:: DATA LISTING

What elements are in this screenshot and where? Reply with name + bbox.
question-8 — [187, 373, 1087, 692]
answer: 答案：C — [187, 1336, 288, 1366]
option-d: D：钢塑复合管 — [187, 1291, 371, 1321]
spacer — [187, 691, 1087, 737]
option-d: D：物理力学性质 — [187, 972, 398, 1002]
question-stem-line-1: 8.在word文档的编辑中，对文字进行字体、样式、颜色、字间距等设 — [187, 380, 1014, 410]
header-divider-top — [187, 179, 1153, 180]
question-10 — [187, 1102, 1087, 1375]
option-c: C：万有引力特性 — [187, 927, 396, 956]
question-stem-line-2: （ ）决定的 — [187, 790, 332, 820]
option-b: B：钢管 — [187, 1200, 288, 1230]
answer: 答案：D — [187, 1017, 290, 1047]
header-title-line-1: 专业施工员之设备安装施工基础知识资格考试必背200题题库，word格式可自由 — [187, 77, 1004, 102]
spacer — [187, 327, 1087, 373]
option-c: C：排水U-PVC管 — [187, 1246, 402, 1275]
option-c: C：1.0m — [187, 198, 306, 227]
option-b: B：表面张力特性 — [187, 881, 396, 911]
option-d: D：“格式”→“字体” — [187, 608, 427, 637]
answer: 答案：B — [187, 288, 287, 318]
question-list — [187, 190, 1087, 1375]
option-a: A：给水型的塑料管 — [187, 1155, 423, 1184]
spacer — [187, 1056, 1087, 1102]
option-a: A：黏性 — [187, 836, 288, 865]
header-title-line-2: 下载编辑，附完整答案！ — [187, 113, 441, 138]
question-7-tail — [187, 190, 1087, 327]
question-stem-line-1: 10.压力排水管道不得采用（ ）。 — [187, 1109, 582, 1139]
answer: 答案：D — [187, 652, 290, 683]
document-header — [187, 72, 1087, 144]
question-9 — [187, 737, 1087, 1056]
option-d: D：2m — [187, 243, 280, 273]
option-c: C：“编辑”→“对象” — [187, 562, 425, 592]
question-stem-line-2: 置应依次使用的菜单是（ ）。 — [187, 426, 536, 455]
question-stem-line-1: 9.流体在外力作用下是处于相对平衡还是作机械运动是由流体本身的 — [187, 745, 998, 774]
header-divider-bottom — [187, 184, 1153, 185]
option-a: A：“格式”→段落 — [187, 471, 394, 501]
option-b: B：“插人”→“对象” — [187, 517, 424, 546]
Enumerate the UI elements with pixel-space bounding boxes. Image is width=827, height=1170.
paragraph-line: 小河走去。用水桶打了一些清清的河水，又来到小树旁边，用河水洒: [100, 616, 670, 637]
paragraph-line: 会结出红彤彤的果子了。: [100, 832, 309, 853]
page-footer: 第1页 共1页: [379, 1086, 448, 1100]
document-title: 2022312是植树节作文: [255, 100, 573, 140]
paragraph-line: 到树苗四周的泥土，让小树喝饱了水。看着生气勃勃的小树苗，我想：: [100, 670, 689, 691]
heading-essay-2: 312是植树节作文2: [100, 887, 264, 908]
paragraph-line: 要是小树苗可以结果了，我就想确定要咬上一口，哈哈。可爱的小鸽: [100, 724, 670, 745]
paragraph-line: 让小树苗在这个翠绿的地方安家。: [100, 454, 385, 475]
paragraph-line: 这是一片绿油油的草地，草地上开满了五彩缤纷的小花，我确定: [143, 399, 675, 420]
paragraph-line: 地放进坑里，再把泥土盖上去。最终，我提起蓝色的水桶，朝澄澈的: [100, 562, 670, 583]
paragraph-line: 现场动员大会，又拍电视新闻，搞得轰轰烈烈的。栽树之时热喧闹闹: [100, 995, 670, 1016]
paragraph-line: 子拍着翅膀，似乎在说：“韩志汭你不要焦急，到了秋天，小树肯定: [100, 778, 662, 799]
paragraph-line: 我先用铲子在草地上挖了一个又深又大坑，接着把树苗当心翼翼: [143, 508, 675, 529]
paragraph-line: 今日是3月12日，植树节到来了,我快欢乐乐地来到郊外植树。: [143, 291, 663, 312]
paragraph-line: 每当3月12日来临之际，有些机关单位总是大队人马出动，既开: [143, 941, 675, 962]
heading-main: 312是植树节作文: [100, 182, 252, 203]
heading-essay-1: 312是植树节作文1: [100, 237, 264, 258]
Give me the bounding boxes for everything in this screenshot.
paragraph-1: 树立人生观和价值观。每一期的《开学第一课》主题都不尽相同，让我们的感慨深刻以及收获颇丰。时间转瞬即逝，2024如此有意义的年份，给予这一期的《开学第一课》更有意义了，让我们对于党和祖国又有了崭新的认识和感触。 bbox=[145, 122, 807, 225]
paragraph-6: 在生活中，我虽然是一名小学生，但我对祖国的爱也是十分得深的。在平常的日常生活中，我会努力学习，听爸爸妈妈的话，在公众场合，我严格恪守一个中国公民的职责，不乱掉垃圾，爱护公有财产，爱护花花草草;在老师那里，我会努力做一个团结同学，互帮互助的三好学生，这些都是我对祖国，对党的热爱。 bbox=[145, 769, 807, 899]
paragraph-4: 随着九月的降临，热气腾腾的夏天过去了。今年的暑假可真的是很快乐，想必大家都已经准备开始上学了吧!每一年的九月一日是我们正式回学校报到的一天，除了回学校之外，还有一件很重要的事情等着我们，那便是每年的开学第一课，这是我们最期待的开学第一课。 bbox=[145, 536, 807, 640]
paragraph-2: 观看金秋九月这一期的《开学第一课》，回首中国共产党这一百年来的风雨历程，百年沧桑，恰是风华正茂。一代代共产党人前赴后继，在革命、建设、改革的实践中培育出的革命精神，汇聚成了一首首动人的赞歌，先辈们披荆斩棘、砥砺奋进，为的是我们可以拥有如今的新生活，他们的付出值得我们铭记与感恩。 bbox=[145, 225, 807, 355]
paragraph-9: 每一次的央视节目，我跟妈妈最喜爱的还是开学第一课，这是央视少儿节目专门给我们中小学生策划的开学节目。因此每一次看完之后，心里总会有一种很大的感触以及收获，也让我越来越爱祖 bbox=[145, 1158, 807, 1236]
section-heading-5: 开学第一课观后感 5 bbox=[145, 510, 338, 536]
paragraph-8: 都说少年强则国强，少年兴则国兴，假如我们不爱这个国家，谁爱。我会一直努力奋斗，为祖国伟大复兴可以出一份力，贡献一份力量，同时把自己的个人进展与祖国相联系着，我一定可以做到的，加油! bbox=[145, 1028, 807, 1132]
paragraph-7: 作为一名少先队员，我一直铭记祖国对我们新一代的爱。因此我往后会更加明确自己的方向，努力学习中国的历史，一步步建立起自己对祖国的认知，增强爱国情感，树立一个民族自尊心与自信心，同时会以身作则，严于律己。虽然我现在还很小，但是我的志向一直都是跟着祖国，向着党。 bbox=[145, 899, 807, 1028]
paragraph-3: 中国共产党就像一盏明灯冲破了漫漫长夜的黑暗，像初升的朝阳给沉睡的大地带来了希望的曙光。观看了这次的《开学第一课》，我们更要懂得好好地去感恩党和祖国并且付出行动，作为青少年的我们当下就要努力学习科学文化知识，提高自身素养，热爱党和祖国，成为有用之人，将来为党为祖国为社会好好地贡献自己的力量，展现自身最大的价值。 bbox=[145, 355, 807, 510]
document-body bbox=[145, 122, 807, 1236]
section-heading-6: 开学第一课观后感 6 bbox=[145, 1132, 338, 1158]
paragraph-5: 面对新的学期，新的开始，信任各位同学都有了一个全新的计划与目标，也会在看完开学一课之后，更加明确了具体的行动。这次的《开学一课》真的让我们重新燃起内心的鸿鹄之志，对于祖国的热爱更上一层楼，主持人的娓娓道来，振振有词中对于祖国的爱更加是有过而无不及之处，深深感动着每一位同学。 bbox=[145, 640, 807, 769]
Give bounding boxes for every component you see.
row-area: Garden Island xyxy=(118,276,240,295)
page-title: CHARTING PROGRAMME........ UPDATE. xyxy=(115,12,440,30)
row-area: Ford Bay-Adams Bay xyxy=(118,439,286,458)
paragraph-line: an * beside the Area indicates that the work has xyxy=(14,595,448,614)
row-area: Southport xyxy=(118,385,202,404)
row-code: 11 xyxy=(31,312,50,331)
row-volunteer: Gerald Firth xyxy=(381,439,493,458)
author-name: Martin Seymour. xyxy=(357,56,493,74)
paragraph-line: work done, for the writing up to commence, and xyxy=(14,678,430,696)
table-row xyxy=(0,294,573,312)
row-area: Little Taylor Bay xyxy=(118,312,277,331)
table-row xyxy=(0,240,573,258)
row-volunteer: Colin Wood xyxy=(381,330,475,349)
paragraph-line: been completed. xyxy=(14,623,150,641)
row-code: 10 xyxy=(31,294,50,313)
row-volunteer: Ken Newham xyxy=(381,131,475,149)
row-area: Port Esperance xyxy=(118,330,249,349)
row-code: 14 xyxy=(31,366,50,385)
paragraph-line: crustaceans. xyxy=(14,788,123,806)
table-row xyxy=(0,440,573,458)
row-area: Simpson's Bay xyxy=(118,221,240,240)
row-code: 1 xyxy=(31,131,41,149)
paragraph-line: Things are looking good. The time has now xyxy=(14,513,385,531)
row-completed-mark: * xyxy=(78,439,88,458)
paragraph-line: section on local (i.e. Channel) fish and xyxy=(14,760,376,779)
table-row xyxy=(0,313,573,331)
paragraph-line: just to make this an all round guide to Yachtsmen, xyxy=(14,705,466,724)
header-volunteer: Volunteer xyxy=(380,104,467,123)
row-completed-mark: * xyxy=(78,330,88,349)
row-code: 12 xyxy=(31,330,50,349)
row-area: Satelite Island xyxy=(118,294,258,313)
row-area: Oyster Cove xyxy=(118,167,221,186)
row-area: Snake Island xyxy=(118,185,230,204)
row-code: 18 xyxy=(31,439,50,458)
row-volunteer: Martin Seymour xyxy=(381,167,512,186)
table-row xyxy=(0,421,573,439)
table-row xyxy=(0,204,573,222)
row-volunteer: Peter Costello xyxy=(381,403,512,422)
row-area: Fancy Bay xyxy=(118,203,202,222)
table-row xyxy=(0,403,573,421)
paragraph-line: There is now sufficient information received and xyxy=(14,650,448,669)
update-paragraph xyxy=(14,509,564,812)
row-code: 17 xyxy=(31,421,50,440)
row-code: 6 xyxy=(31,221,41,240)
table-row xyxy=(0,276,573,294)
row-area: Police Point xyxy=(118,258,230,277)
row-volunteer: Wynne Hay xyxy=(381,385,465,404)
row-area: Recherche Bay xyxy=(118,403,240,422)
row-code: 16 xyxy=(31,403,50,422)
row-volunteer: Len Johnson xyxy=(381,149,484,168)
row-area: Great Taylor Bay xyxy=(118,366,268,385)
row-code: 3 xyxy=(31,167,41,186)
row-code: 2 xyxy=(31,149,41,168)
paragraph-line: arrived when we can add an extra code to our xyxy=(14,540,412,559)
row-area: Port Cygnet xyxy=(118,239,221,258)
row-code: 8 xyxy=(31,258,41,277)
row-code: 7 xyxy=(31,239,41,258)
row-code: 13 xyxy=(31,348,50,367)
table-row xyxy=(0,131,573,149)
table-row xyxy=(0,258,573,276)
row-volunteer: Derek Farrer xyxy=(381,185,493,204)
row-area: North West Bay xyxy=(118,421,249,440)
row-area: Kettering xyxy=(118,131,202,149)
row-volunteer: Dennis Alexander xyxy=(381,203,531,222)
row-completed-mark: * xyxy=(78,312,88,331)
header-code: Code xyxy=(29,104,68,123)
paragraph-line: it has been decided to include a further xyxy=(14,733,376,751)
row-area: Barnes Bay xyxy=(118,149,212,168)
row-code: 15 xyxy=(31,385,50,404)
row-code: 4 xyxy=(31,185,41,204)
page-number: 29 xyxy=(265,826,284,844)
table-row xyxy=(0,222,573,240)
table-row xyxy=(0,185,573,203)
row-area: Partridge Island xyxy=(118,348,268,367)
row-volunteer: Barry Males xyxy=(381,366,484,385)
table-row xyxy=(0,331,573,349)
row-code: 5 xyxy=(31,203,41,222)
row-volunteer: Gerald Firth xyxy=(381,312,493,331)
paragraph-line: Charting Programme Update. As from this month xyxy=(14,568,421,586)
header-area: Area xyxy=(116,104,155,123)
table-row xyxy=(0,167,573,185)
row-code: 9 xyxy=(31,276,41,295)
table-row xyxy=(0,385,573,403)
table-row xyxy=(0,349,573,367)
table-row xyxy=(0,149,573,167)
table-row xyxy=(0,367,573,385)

::::

• _PROBLEM_: Which lines of the data above contain the word "Island"? Pick out each of them and copy it in full.

• _EXERCISE SOLUTION_:
row-area: Garden Island xyxy=(118,276,240,295)
row-area: Satelite Island xyxy=(118,294,258,313)
row-area: Snake Island xyxy=(118,185,230,204)
row-area: Partridge Island xyxy=(118,348,268,367)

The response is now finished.